- Description of the task -
Transcribe verbatim the lines from the first one through the line containing "y-tick-label: 100 [54,1013,98,1037]", both included.

################

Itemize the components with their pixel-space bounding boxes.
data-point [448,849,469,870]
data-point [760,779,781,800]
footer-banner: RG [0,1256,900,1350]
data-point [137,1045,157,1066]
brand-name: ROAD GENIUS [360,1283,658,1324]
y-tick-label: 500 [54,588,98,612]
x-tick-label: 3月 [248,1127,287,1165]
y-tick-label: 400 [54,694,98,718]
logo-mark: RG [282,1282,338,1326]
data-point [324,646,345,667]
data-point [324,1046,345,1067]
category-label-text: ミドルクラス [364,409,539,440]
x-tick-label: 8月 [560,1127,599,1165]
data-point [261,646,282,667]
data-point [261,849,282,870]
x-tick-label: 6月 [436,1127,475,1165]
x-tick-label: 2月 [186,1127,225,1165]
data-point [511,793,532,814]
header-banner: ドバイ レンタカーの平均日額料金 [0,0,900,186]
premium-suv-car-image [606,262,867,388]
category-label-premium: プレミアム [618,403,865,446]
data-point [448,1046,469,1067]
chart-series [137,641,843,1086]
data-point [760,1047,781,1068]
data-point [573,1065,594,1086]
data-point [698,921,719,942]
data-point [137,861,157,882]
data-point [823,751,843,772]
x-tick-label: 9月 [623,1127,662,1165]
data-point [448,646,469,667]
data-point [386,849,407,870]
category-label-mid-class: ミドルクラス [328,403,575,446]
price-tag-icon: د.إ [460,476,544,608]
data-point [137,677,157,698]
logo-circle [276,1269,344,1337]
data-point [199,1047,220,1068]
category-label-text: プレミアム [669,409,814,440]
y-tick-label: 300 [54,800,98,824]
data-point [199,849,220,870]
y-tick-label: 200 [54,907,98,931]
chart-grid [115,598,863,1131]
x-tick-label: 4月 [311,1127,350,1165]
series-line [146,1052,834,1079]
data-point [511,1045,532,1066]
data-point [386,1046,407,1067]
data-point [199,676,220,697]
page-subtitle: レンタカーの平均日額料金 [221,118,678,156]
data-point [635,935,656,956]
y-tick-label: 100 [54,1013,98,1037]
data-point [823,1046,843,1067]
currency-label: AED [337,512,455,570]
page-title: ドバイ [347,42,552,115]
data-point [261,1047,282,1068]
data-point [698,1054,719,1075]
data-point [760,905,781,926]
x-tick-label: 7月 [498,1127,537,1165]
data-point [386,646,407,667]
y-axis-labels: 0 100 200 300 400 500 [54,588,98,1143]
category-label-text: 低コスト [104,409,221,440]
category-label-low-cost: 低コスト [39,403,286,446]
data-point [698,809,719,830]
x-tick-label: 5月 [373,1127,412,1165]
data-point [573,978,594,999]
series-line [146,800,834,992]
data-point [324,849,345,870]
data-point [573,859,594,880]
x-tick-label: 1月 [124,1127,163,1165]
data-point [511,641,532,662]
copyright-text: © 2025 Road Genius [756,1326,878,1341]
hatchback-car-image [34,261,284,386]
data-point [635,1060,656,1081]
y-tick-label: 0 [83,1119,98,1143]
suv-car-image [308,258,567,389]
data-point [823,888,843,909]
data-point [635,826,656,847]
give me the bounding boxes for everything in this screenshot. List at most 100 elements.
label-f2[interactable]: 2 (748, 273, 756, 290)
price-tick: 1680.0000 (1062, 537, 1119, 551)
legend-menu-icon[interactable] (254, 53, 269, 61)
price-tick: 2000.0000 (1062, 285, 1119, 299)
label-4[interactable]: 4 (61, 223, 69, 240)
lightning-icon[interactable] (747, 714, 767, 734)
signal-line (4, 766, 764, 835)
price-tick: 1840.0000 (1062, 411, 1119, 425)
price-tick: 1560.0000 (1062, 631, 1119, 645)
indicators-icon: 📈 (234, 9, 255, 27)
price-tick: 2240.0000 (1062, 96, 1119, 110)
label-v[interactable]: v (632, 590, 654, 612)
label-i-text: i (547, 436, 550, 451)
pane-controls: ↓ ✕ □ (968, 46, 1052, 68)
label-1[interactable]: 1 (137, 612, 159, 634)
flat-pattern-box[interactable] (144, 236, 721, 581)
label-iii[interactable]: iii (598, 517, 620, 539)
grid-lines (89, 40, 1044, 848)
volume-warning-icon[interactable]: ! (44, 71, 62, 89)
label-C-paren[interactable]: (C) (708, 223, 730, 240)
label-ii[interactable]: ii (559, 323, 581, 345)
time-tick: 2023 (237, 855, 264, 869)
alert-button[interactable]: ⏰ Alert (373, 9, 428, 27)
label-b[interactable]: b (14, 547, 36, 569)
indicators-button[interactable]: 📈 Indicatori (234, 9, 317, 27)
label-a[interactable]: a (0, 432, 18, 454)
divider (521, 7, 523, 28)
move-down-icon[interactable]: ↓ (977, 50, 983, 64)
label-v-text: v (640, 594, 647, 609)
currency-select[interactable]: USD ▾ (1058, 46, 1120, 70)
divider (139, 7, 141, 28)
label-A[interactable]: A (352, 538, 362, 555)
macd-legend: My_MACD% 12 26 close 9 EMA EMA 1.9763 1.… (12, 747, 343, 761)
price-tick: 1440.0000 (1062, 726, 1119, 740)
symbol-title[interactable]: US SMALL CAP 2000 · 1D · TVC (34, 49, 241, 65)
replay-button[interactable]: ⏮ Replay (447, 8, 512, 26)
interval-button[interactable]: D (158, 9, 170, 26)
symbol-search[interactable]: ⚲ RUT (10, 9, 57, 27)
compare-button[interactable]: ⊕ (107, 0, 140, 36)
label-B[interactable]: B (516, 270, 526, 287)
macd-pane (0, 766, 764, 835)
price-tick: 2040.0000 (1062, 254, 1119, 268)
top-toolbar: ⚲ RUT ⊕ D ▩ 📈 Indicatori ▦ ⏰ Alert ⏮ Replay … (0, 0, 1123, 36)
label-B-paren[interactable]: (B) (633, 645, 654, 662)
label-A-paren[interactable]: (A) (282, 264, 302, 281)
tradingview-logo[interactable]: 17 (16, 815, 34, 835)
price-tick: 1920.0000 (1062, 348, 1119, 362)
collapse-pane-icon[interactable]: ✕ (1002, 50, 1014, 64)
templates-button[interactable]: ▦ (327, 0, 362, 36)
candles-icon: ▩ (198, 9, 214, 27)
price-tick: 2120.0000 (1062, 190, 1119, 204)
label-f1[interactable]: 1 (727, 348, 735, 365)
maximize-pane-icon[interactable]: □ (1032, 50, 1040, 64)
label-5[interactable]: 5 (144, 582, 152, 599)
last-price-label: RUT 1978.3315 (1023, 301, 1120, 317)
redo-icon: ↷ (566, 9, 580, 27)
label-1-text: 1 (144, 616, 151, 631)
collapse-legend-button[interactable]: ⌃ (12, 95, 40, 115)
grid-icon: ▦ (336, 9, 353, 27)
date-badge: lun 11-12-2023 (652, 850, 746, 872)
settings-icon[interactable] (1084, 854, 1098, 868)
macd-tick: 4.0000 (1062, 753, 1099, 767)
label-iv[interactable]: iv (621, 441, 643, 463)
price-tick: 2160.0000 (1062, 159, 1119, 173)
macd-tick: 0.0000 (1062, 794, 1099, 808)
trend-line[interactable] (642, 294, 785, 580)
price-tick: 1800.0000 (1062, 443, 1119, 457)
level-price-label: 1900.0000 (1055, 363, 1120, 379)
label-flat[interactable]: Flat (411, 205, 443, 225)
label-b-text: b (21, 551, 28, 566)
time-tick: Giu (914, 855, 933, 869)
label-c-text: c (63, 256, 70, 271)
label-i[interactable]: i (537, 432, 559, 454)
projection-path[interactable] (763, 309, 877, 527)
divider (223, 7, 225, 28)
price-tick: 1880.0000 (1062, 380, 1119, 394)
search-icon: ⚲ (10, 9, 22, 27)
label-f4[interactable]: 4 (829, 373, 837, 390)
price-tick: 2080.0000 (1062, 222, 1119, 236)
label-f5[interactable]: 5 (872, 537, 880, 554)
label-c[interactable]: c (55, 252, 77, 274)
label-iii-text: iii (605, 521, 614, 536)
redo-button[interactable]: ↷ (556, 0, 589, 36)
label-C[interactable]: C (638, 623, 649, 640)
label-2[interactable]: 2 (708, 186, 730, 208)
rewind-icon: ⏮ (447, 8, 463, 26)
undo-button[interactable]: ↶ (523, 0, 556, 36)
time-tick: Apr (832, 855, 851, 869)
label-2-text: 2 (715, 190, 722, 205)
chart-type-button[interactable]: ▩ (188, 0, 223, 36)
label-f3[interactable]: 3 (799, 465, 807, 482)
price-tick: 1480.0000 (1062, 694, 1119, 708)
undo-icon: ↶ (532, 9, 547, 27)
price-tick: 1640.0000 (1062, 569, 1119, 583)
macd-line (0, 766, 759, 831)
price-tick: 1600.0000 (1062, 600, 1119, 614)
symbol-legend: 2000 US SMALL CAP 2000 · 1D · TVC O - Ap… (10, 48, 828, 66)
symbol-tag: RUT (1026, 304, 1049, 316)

################

- Answer to the task -
Itemize the components with their pixel-space bounding boxes.
data-point [448,849,469,870]
data-point [760,779,781,800]
footer-banner: RG [0,1256,900,1350]
data-point [137,1045,157,1066]
brand-name: ROAD GENIUS [360,1283,658,1324]
y-tick-label: 500 [54,588,98,612]
x-tick-label: 3月 [248,1127,287,1165]
y-tick-label: 400 [54,694,98,718]
logo-mark: RG [282,1282,338,1326]
data-point [324,646,345,667]
data-point [324,1046,345,1067]
category-label-text: ミドルクラス [364,409,539,440]
x-tick-label: 8月 [560,1127,599,1165]
data-point [261,646,282,667]
data-point [261,849,282,870]
x-tick-label: 6月 [436,1127,475,1165]
x-tick-label: 2月 [186,1127,225,1165]
data-point [511,793,532,814]
header-banner: ドバイ レンタカーの平均日額料金 [0,0,900,186]
premium-suv-car-image [606,262,867,388]
category-label-premium: プレミアム [618,403,865,446]
data-point [448,1046,469,1067]
chart-series [137,641,843,1086]
data-point [760,1047,781,1068]
data-point [573,1065,594,1086]
data-point [698,921,719,942]
data-point [137,861,157,882]
data-point [823,751,843,772]
x-tick-label: 9月 [623,1127,662,1165]
data-point [448,646,469,667]
data-point [386,849,407,870]
category-label-mid-class: ミドルクラス [328,403,575,446]
price-tag-icon: د.إ [460,476,544,608]
data-point [137,677,157,698]
logo-circle [276,1269,344,1337]
data-point [199,1047,220,1068]
category-label-text: プレミアム [669,409,814,440]
y-tick-label: 300 [54,800,98,824]
data-point [199,849,220,870]
y-tick-label: 200 [54,907,98,931]
chart-grid [115,598,863,1131]
x-tick-label: 4月 [311,1127,350,1165]
series-line [146,1052,834,1079]
data-point [511,1045,532,1066]
data-point [386,1046,407,1067]
data-point [199,676,220,697]
page-subtitle: レンタカーの平均日額料金 [221,118,678,156]
data-point [635,935,656,956]
y-tick-label: 100 [54,1013,98,1037]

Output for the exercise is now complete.